▶ [Records shown]
[start]

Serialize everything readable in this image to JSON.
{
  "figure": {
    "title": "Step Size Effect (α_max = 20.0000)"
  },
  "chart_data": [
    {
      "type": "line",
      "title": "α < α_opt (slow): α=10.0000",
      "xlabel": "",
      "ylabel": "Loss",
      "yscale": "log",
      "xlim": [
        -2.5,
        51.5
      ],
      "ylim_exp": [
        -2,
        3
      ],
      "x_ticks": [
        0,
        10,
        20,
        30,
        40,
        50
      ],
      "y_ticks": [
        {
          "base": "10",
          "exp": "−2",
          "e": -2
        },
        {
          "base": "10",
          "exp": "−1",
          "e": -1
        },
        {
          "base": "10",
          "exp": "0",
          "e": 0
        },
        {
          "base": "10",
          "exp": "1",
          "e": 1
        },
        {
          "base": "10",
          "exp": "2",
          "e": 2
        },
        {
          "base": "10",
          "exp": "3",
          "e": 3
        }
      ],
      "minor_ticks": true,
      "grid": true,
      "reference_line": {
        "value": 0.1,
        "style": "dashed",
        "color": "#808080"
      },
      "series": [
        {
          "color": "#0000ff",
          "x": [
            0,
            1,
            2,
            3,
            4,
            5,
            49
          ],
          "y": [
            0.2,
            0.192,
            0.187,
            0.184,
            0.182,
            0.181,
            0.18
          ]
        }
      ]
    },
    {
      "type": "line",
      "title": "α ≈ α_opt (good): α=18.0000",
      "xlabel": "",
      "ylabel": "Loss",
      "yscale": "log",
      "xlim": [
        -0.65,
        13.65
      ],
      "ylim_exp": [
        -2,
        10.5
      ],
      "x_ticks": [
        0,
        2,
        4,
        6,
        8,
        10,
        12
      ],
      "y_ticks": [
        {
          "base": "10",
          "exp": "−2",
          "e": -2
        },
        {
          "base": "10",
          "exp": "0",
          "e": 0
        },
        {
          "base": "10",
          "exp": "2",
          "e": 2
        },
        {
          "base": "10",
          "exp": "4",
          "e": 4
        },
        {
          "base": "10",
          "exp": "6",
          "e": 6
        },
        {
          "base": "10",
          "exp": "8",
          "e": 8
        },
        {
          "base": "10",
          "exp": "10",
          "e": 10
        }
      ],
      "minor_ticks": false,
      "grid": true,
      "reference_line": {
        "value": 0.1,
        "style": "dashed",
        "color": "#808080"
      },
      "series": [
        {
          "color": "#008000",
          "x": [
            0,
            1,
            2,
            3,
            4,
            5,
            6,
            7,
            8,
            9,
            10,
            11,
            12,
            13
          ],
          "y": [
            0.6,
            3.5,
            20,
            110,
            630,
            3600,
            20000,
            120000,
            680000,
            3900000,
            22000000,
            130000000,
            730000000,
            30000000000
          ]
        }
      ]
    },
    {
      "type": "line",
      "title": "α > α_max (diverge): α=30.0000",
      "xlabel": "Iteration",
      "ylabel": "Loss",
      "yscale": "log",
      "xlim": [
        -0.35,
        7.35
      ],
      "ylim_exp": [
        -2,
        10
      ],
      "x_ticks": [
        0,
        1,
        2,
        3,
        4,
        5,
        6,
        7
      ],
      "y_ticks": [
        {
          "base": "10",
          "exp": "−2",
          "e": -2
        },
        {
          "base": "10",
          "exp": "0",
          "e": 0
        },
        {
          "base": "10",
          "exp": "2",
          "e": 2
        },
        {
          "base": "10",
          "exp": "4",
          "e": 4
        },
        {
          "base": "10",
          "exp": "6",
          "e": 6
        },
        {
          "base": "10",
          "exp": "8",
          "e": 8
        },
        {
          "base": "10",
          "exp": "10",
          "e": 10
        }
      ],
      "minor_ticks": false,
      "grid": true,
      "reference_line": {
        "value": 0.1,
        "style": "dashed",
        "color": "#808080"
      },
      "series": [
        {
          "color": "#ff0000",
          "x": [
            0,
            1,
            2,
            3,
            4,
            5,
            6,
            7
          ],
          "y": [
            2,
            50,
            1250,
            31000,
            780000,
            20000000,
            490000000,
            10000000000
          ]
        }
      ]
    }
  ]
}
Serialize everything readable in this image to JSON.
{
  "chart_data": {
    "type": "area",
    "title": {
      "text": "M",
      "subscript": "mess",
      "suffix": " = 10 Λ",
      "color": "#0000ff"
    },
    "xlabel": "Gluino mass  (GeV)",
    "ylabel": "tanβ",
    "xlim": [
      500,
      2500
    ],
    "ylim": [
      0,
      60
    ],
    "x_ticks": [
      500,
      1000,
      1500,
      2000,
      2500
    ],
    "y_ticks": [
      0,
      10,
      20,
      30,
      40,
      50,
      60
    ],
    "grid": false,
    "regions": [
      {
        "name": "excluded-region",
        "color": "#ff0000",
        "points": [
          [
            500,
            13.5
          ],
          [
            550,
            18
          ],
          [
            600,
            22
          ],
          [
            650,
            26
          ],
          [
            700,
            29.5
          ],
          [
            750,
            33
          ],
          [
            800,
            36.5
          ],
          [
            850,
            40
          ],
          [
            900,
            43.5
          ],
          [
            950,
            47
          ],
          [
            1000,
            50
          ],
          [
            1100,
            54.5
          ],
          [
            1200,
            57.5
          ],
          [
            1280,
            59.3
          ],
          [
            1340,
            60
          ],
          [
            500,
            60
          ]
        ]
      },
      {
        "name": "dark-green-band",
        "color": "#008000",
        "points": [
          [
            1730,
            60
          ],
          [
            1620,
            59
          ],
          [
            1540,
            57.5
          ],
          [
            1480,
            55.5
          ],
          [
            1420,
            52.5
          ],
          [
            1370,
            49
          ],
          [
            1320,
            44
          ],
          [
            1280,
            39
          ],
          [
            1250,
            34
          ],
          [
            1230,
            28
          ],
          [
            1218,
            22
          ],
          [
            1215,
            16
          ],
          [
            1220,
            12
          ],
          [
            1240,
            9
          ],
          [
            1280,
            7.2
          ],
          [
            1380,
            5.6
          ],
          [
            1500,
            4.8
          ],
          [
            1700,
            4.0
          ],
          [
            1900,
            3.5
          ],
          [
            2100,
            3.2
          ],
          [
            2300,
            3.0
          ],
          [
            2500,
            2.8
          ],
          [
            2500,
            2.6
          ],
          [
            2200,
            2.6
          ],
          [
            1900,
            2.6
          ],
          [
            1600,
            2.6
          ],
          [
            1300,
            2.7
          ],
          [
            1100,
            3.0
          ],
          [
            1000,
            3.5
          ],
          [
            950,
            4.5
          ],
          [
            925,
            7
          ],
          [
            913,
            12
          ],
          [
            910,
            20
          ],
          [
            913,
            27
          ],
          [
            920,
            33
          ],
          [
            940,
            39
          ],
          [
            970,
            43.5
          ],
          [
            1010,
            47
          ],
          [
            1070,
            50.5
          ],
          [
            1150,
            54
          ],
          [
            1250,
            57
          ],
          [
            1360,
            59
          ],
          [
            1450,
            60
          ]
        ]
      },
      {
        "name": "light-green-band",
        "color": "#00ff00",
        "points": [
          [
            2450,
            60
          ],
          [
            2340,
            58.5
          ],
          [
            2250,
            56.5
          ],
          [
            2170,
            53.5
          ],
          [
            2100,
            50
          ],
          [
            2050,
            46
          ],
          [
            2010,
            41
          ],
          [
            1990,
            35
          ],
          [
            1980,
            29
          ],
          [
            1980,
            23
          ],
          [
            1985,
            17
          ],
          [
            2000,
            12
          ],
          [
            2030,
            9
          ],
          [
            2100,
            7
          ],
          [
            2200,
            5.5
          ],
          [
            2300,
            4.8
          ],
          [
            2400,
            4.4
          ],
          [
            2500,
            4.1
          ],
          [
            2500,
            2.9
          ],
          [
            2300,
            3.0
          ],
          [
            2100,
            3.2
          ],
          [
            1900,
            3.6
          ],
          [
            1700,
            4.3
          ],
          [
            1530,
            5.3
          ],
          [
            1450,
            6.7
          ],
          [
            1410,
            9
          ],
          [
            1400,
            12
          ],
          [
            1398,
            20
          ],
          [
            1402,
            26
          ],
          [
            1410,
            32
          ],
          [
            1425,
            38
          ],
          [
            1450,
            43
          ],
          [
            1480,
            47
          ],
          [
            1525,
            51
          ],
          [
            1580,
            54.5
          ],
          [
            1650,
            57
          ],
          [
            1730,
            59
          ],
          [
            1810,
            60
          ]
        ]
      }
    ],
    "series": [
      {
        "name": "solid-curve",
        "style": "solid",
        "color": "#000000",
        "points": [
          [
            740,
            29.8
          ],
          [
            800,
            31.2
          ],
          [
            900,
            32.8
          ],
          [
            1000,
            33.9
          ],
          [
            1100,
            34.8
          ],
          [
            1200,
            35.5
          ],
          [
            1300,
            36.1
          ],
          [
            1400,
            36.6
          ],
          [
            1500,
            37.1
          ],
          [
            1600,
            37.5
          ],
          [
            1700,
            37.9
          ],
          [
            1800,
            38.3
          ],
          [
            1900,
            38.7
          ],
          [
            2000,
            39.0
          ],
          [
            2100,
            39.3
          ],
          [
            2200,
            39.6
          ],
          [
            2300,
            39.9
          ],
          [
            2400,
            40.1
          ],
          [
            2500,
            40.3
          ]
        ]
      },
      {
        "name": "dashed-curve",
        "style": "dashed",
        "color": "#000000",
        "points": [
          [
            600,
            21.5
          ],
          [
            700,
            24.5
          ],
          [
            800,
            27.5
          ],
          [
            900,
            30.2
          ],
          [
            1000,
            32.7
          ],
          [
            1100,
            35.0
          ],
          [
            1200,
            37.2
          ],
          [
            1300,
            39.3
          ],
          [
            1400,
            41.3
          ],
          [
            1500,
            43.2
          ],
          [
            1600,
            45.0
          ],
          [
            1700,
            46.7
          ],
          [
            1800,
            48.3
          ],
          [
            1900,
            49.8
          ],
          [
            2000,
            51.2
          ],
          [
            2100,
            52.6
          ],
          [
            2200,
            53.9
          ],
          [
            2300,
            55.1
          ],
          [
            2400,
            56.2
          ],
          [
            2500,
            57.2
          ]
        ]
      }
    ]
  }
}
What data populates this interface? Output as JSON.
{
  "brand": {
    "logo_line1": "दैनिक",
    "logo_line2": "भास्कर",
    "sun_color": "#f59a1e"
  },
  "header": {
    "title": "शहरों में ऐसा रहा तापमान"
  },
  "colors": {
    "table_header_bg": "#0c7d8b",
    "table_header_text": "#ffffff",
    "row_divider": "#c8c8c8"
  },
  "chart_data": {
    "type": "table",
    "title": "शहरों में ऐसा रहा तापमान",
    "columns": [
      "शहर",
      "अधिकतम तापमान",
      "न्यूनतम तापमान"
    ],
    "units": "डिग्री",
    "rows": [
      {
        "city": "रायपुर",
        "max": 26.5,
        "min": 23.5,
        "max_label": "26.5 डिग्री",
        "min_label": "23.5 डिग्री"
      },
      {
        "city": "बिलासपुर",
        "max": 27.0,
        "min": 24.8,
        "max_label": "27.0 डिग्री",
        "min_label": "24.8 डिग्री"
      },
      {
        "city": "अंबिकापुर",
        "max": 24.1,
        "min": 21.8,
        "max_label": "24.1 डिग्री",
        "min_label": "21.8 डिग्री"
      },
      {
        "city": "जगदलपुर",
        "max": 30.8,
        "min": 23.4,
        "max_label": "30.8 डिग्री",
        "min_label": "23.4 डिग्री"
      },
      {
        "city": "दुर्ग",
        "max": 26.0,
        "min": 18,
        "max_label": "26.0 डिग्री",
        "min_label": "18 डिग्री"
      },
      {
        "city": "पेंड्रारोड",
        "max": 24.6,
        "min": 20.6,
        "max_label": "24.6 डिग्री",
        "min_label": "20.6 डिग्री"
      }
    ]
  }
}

[end]

▶ [Work required] Within the data above, pick out all lines holding the word "title".

▶ [Output]
    "title": "Step Size Effect (α_max = 20.0000)"
      "title": "α < α_opt (slow): α=10.0000",
      "title": "α ≈ α_opt (good): α=18.0000",
      "title": "α > α_max (diverge): α=30.0000",
    "title": {
    "title": "शहरों में ऐसा रहा तापमान"
    "title": "शहरों में ऐसा रहा तापमान",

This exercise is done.